_Objective:_ Gather all lines from the material that contain "text".

_Extracted information:_
┄┄┄┄┄┄
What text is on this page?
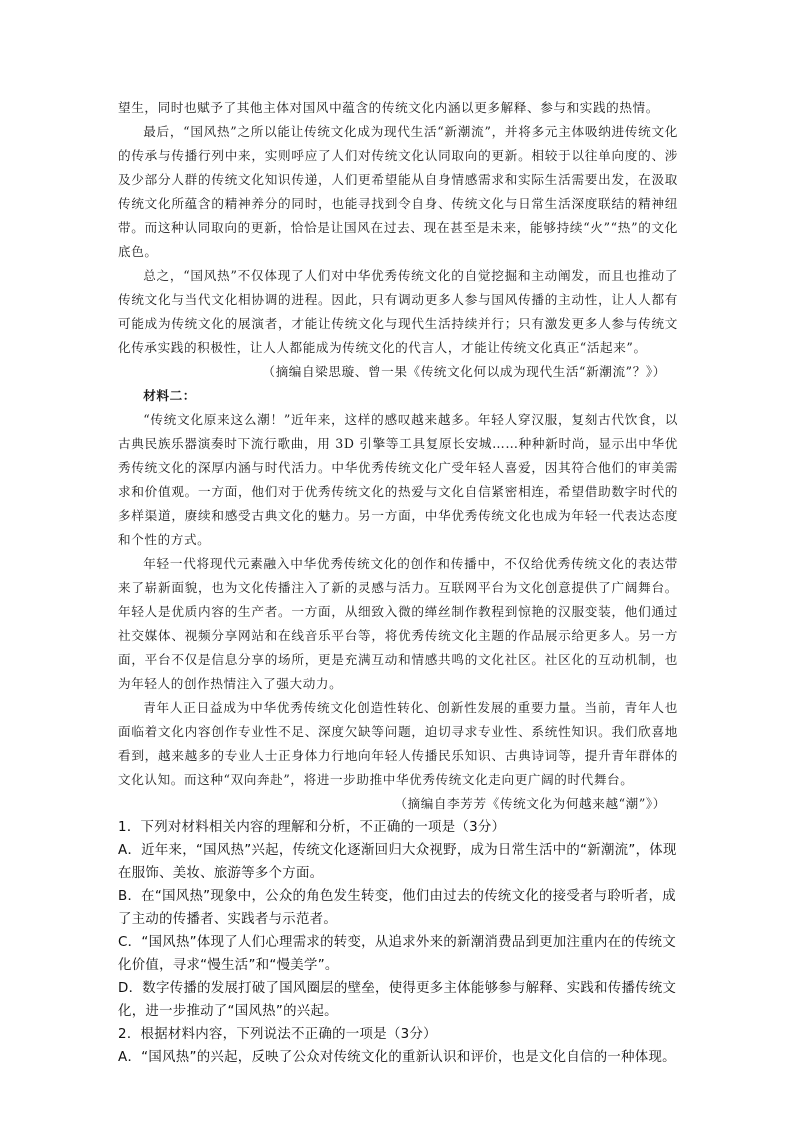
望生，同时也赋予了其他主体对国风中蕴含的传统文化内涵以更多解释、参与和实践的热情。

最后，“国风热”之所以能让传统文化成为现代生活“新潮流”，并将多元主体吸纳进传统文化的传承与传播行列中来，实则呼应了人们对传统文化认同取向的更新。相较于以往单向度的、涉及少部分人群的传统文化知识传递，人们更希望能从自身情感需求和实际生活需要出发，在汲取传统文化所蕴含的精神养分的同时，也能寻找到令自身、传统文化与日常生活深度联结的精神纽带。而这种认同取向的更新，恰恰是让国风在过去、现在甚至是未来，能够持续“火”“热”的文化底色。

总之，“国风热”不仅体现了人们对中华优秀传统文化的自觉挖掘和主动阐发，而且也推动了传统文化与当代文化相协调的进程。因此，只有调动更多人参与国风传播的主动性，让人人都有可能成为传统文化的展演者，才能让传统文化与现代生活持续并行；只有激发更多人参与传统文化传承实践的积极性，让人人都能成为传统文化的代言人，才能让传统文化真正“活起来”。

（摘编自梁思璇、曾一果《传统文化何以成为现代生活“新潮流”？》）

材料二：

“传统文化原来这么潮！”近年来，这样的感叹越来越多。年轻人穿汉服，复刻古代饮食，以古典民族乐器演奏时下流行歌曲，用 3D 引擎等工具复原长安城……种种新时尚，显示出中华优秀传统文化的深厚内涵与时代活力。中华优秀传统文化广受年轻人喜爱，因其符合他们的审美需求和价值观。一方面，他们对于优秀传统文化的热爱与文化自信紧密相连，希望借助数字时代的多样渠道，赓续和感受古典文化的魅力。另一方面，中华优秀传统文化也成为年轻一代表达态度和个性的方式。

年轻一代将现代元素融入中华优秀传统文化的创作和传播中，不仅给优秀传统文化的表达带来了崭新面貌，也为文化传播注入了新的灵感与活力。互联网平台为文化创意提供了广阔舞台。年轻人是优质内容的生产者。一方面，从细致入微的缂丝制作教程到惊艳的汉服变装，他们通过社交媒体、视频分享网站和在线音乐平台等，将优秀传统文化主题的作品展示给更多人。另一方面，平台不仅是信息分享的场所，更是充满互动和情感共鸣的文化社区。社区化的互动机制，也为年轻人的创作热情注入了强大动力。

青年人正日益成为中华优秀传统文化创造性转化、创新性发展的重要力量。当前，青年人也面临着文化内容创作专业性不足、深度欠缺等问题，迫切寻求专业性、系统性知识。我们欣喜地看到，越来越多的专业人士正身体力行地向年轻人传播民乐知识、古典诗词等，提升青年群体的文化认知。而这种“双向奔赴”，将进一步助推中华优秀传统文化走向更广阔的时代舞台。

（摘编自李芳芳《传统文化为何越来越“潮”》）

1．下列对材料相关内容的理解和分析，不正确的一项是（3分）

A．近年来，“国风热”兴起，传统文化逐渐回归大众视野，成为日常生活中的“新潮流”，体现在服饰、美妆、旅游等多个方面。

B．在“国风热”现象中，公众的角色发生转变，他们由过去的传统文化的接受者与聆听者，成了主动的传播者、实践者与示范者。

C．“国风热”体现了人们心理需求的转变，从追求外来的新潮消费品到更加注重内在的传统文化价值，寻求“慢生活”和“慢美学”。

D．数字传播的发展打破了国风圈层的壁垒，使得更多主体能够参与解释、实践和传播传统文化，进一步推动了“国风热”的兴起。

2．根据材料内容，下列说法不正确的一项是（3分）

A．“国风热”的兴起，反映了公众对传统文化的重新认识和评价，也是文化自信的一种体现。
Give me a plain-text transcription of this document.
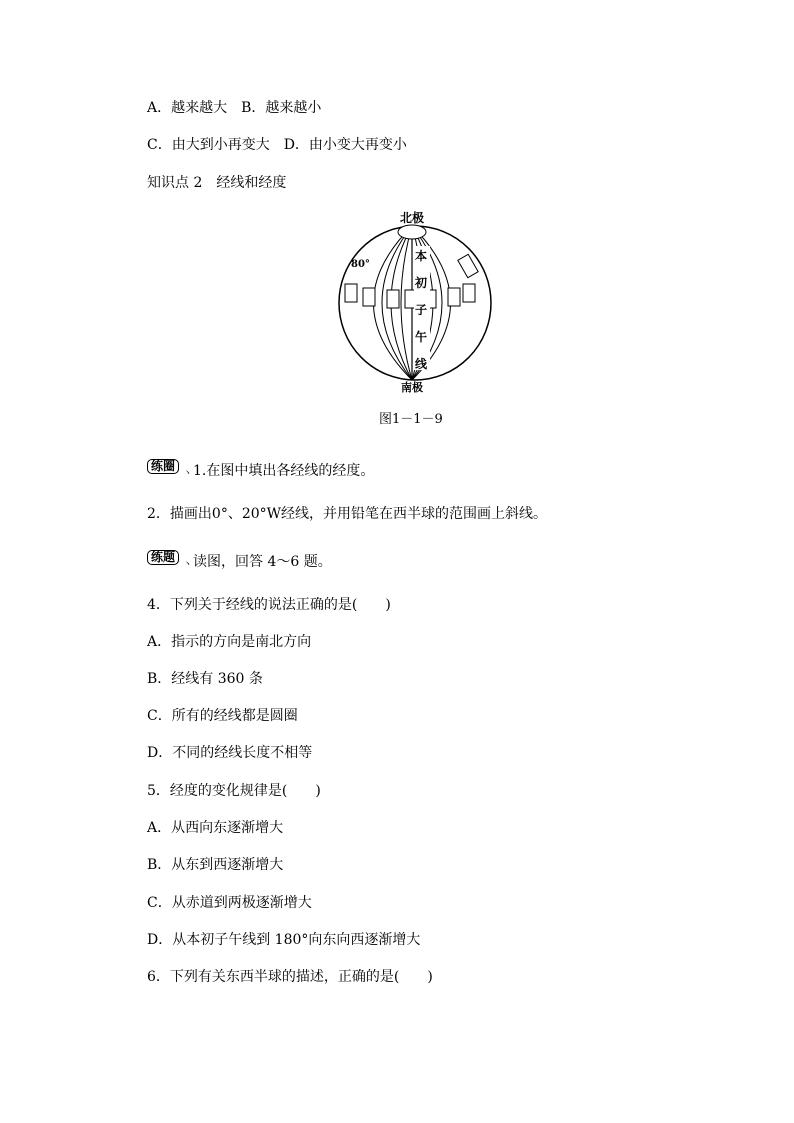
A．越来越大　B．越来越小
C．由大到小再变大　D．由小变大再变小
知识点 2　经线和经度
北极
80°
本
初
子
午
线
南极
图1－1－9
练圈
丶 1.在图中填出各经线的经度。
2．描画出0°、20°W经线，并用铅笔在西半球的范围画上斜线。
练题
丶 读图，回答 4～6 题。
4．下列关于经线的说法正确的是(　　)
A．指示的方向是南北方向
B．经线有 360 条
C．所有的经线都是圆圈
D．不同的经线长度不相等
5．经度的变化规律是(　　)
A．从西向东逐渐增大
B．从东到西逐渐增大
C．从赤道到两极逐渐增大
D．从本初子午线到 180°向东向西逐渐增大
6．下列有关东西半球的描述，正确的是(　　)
┄┄┄┄┄┄
_In response:_
What text is on this page?
Give me a plain-text transcription of this document.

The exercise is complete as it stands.